Dataset items:
···

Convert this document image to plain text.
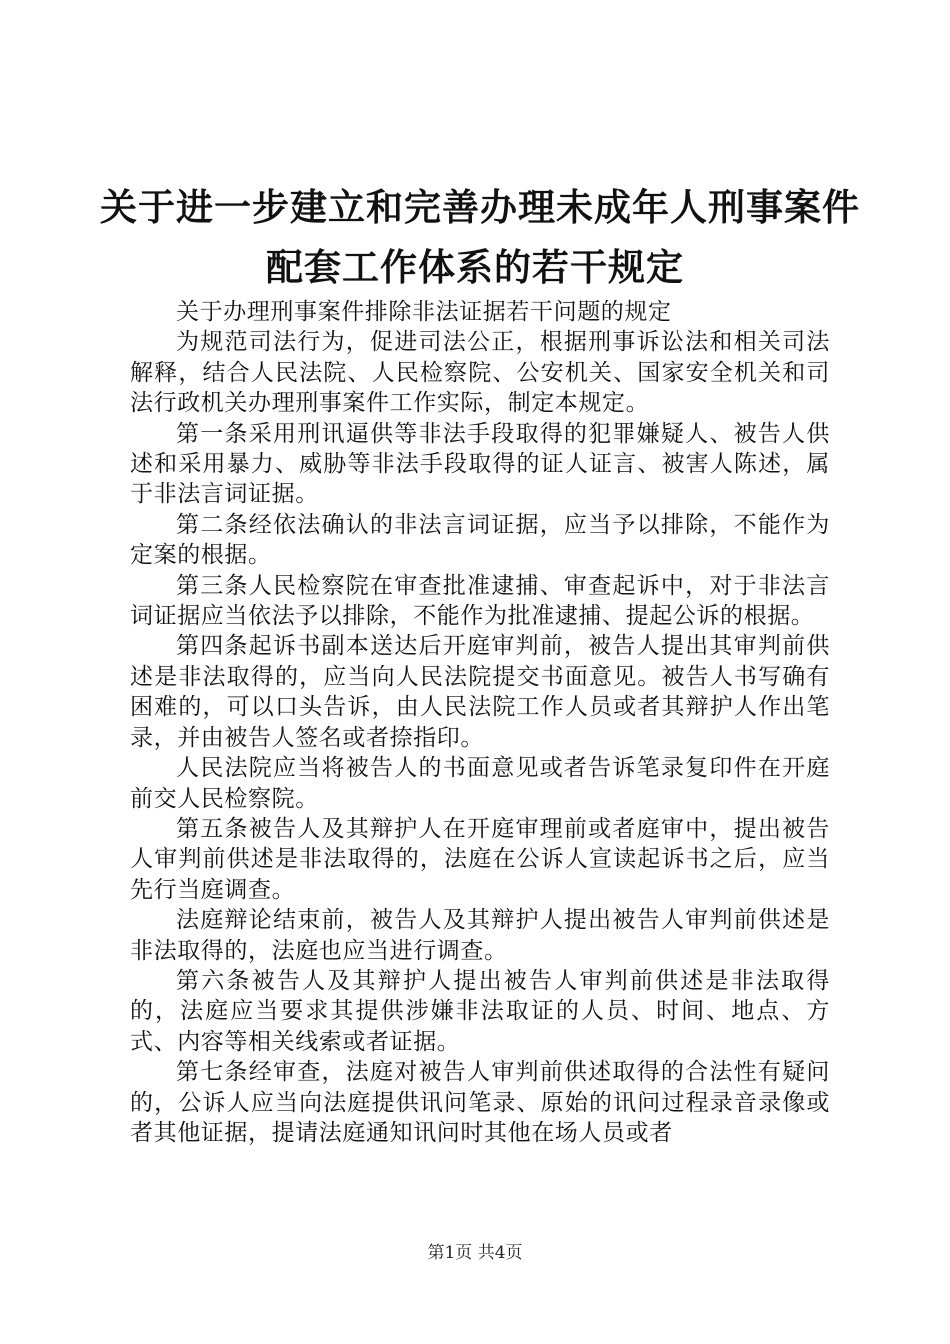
关于进一步建立和完善办理未成年人刑事案件
配套工作体系的若干规定

关于办理刑事案件排除非法证据若干问题的规定

为规范司法行为，促进司法公正，根据刑事诉讼法和相关司法解释，结合人民法院、人民检察院、公安机关、国家安全机关和司法行政机关办理刑事案件工作实际，制定本规定。

第一条采用刑讯逼供等非法手段取得的犯罪嫌疑人、被告人供述和采用暴力、威胁等非法手段取得的证人证言、被害人陈述，属于非法言词证据。

第二条经依法确认的非法言词证据，应当予以排除，不能作为定案的根据。

第三条人民检察院在审查批准逮捕、审查起诉中，对于非法言词证据应当依法予以排除，不能作为批准逮捕、提起公诉的根据。

第四条起诉书副本送达后开庭审判前，被告人提出其审判前供述是非法取得的，应当向人民法院提交书面意见。被告人书写确有困难的，可以口头告诉，由人民法院工作人员或者其辩护人作出笔录，并由被告人签名或者捺指印。

人民法院应当将被告人的书面意见或者告诉笔录复印件在开庭前交人民检察院。

第五条被告人及其辩护人在开庭审理前或者庭审中，提出被告人审判前供述是非法取得的，法庭在公诉人宣读起诉书之后，应当先行当庭调查。

法庭辩论结束前，被告人及其辩护人提出被告人审判前供述是非法取得的，法庭也应当进行调查。

第六条被告人及其辩护人提出被告人审判前供述是非法取得的，法庭应当要求其提供涉嫌非法取证的人员、时间、地点、方式、内容等相关线索或者证据。

第七条经审查，法庭对被告人审判前供述取得的合法性有疑问的，公诉人应当向法庭提供讯问笔录、原始的讯问过程录音录像或者其他证据，提请法庭通知讯问时其他在场人员或者

第1页 共4页
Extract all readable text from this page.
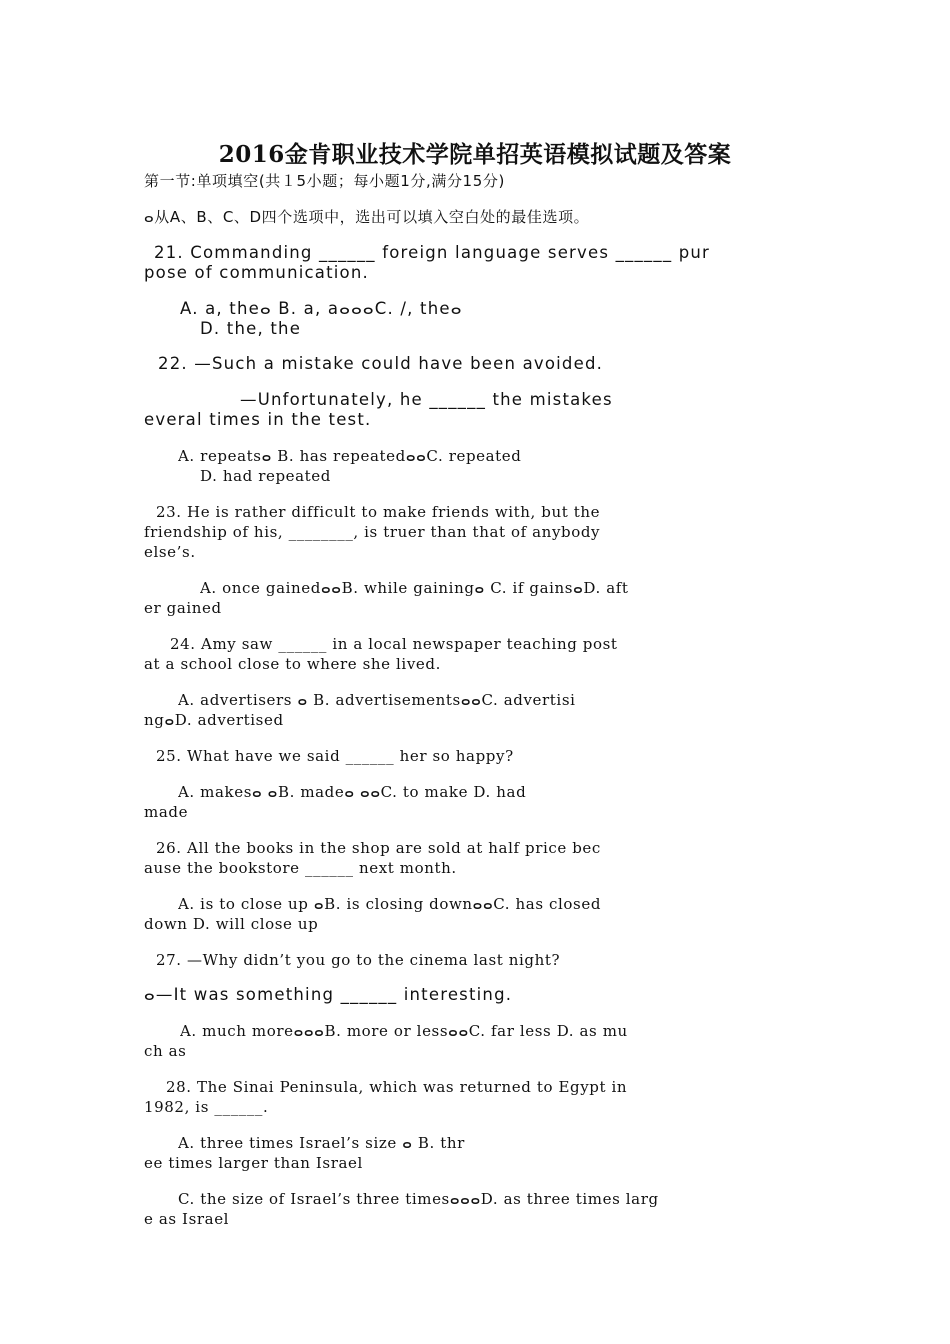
2016金肯职业技术学院单招英语模拟试题及答案
第一节:单项填空(共１5小题；每小题1分,满分15分)
ⴰ从A、B、C、D四个选项中，选出可以填入空白处的最佳选项。
21. Commanding ______ foreign language serves ______ pur
pose of communication.
A. a, theⴰ B. a, aⴰⴰⴰC. /, theⴰ
D. the, the
22. —Such a mistake could have been avoided.
—Unfortunately, he ______ the mistakes
everal times in the test.
A. repeatsⴰ B. has repeatedⴰⴰC. repeated
D. had repeated
23. He is rather difficult to make friends with, but the
friendship of his, ________, is truer than that of anybody
else’s.
A. once gainedⴰⴰB. while gainingⴰ C. if gainsⴰD. aft
er gained
24. Amy saw ______ in a local newspaper teaching post
at a school close to where she lived.
A. advertisers ⴰ B. advertisementsⴰⴰC. advertisi
ngⴰD. advertised
25. What have we said ______ her so happy?
A. makesⴰ ⴰB. madeⴰ ⴰⴰC. to make D. had
made
26. All the books in the shop are sold at half price bec
ause the bookstore ______ next month.
A. is to close up ⴰB. is closing downⴰⴰC. has closed
down D. will close up
27. —Why didn’t you go to the cinema last night?
ⴰ—It was something ______ interesting.
A. much moreⴰⴰⴰB. more or lessⴰⴰC. far less D. as mu
ch as
28. The Sinai Peninsula, which was returned to Egypt in
1982, is ______.
A. three times Israel’s size ⴰ B. thr
ee times larger than Israel
C. the size of Israel’s three timesⴰⴰⴰD. as three times larg
e as Israel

···

▸ **Problem details**
Copy every line of the records above that contains "Israel".

▸ **Output**
A. three times Israel’s size ⴰ B. thr
ee times larger than Israel
C. the size of Israel’s three timesⴰⴰⴰD. as three times larg
e as Israel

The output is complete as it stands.